===== ITEMS =====

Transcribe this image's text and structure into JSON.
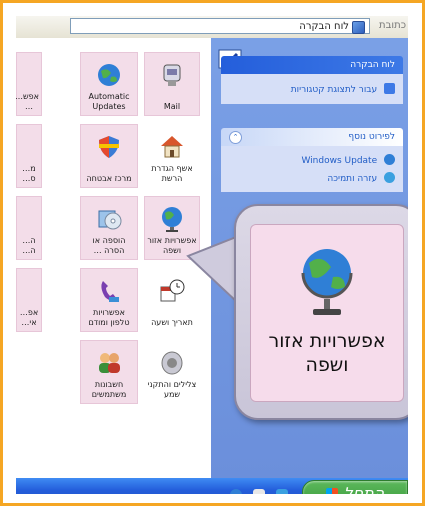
{
  "window": {
    "address_label": "כתובת",
    "address_value": "לוח הבקרה"
  },
  "icons": [
    {
      "id": "mail",
      "label": "Mail"
    },
    {
      "id": "automatic-updates",
      "label": "Automatic Updates"
    },
    {
      "id": "cut-left-1",
      "label": "אפש… …"
    },
    {
      "id": "home-network",
      "label": "אשף הגדרת הרשת"
    },
    {
      "id": "security-center",
      "label": "מרכז אבטחה"
    },
    {
      "id": "cut-left-2",
      "label": "מ… ס…"
    },
    {
      "id": "regional-options",
      "label": "אפשרויות אזור ושפה"
    },
    {
      "id": "add-remove",
      "label": "הוספה או הסרה …"
    },
    {
      "id": "cut-left-3",
      "label": "ה… ה…"
    },
    {
      "id": "date-time",
      "label": "תאריך ושעה"
    },
    {
      "id": "phone-modem",
      "label": "אפשרויות טלפון ומודם"
    },
    {
      "id": "cut-left-4",
      "label": "אפ… אי…"
    },
    {
      "id": "sounds-audio",
      "label": "צלילים והתקני שמע"
    },
    {
      "id": "user-accounts",
      "label": "חשבונות משתמשים"
    }
  ],
  "task_pane": {
    "control_panel_header": "לוח הבקרה",
    "switch_view_link": "עבור לתצוגת קטגוריות",
    "see_also_header": "לפירוט נוסף",
    "windows_update_link": "Windows Update",
    "help_link": "עזרה ותמיכה"
  },
  "callout": {
    "label": "אפשרויות אזור ושפה"
  },
  "taskbar": {
    "start_label": "התחל"
  }
}
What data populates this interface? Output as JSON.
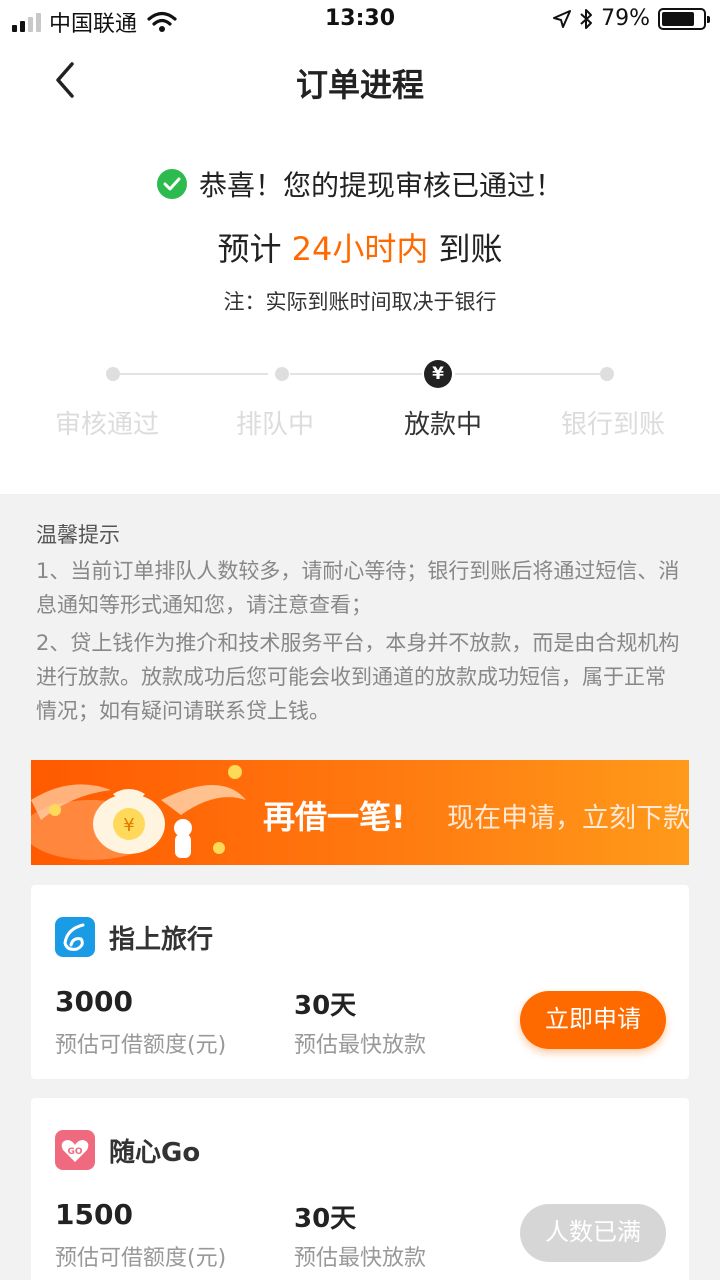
{
  "status_bar": {
    "carrier": "中国联通",
    "time": "13:30",
    "battery_percent": "79%",
    "battery_level": 0.79
  },
  "nav": {
    "title": "订单进程"
  },
  "result": {
    "congrats": "恭喜！您的提现审核已通过！",
    "eta_prefix": "预计 ",
    "eta_highlight": "24小时内",
    "eta_suffix": " 到账",
    "note": "注：实际到账时间取决于银行",
    "highlight_color": "#ff6a00"
  },
  "steps": [
    {
      "label": "审核通过",
      "active": false
    },
    {
      "label": "排队中",
      "active": false
    },
    {
      "label": "放款中",
      "active": true,
      "symbol": "¥"
    },
    {
      "label": "银行到账",
      "active": false
    }
  ],
  "tips": {
    "title": "温馨提示",
    "item1": "1、当前订单排队人数较多，请耐心等待；银行到账后将通过短信、消息通知等形式通知您，请注意查看；",
    "item2": "2、贷上钱作为推介和技术服务平台，本身并不放款，而是由合规机构进行放款。放款成功后您可能会收到通道的放款成功短信，属于正常情况；如有疑问请联系贷上钱。"
  },
  "banner": {
    "title": "再借一笔!",
    "subtitle": "现在申请，立刻下款",
    "coin_symbol": "¥"
  },
  "products": [
    {
      "name": "指上旅行",
      "amount": "3000",
      "amount_label": "预估可借额度(元)",
      "days": "30天",
      "days_label": "预估最快放款",
      "button": "立即申请",
      "button_state": "enabled",
      "logo_color": "#1a9be6"
    },
    {
      "name": "随心Go",
      "amount": "1500",
      "amount_label": "预估可借额度(元)",
      "days": "30天",
      "days_label": "预估最快放款",
      "button": "人数已满",
      "button_state": "disabled",
      "logo_color": "#f06a7f",
      "logo_text": "GO"
    }
  ]
}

=====

*WHAT TO WORK ON*
Omit every picture, then repeat the remaining data exactly as it appears above.

*COMPLETED TASK*
Transcribe this image's text and structure into JSON.
{
  "window": {
    "address_label": "כתובת",
    "address_value": "לוח הבקרה"
  },
  "icons": [
    {
      "id": "mail",
      "label": "Mail"
    },
    {
      "id": "automatic-updates",
      "label": "Automatic Updates"
    },
    {
      "id": "cut-left-1",
      "label": "אפש… …"
    },
    {
      "id": "home-network",
      "label": "אשף הגדרת הרשת"
    },
    {
      "id": "security-center",
      "label": "מרכז אבטחה"
    },
    {
      "id": "cut-left-2",
      "label": "מ… ס…"
    },
    {
      "id": "regional-options",
      "label": "אפשרויות אזור ושפה"
    },
    {
      "id": "add-remove",
      "label": "הוספה או הסרה …"
    },
    {
      "id": "cut-left-3",
      "label": "ה… ה…"
    },
    {
      "id": "date-time",
      "label": "תאריך ושעה"
    },
    {
      "id": "phone-modem",
      "label": "אפשרויות טלפון ומודם"
    },
    {
      "id": "cut-left-4",
      "label": "אפ… אי…"
    },
    {
      "id": "sounds-audio",
      "label": "צלילים והתקני שמע"
    },
    {
      "id": "user-accounts",
      "label": "חשבונות משתמשים"
    }
  ],
  "task_pane": {
    "control_panel_header": "לוח הבקרה",
    "switch_view_link": "עבור לתצוגת קטגוריות",
    "see_also_header": "לפירוט נוסף",
    "windows_update_link": "Windows Update",
    "help_link": "עזרה ותמיכה"
  },
  "callout": {
    "label": "אפשרויות אזור ושפה"
  },
  "taskbar": {
    "start_label": "התחל"
  }
}
What data populates this interface? Output as JSON.
{
  "status_bar": {
    "carrier": "中国联通",
    "time": "13:30",
    "battery_percent": "79%",
    "battery_level": 0.79
  },
  "nav": {
    "title": "订单进程"
  },
  "result": {
    "congrats": "恭喜！您的提现审核已通过！",
    "eta_prefix": "预计 ",
    "eta_highlight": "24小时内",
    "eta_suffix": " 到账",
    "note": "注：实际到账时间取决于银行",
    "highlight_color": "#ff6a00"
  },
  "steps": [
    {
      "label": "审核通过",
      "active": false
    },
    {
      "label": "排队中",
      "active": false
    },
    {
      "label": "放款中",
      "active": true,
      "symbol": "¥"
    },
    {
      "label": "银行到账",
      "active": false
    }
  ],
  "tips": {
    "title": "温馨提示",
    "item1": "1、当前订单排队人数较多，请耐心等待；银行到账后将通过短信、消息通知等形式通知您，请注意查看；",
    "item2": "2、贷上钱作为推介和技术服务平台，本身并不放款，而是由合规机构进行放款。放款成功后您可能会收到通道的放款成功短信，属于正常情况；如有疑问请联系贷上钱。"
  },
  "banner": {
    "title": "再借一笔!",
    "subtitle": "现在申请，立刻下款",
    "coin_symbol": "¥"
  },
  "products": [
    {
      "name": "指上旅行",
      "amount": "3000",
      "amount_label": "预估可借额度(元)",
      "days": "30天",
      "days_label": "预估最快放款",
      "button": "立即申请",
      "button_state": "enabled",
      "logo_color": "#1a9be6"
    },
    {
      "name": "随心Go",
      "amount": "1500",
      "amount_label": "预估可借额度(元)",
      "days": "30天",
      "days_label": "预估最快放款",
      "button": "人数已满",
      "button_state": "disabled",
      "logo_color": "#f06a7f",
      "logo_text": "GO"
    }
  ]
}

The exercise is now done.